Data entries
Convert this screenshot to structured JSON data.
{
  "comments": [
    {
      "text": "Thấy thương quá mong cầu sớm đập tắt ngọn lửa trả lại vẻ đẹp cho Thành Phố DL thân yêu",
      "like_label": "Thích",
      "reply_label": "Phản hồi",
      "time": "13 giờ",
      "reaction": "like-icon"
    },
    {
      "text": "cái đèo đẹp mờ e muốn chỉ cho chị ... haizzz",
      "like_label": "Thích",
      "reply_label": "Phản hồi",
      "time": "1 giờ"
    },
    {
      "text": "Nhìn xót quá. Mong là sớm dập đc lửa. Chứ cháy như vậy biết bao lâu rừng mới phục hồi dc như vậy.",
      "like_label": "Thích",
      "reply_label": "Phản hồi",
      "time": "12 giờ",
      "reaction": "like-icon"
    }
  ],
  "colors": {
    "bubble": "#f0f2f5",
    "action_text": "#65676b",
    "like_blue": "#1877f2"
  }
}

* [WHAT IS NEEDED] Without leaving anything out, give the entries again exactly.

* [COMPLETED EXERCISE]
Convert this screenshot to structured JSON data.
{
  "comments": [
    {
      "text": "Thấy thương quá mong cầu sớm đập tắt ngọn lửa trả lại vẻ đẹp cho Thành Phố DL thân yêu",
      "like_label": "Thích",
      "reply_label": "Phản hồi",
      "time": "13 giờ",
      "reaction": "like-icon"
    },
    {
      "text": "cái đèo đẹp mờ e muốn chỉ cho chị ... haizzz",
      "like_label": "Thích",
      "reply_label": "Phản hồi",
      "time": "1 giờ"
    },
    {
      "text": "Nhìn xót quá. Mong là sớm dập đc lửa. Chứ cháy như vậy biết bao lâu rừng mới phục hồi dc như vậy.",
      "like_label": "Thích",
      "reply_label": "Phản hồi",
      "time": "12 giờ",
      "reaction": "like-icon"
    }
  ],
  "colors": {
    "bubble": "#f0f2f5",
    "action_text": "#65676b",
    "like_blue": "#1877f2"
  }
}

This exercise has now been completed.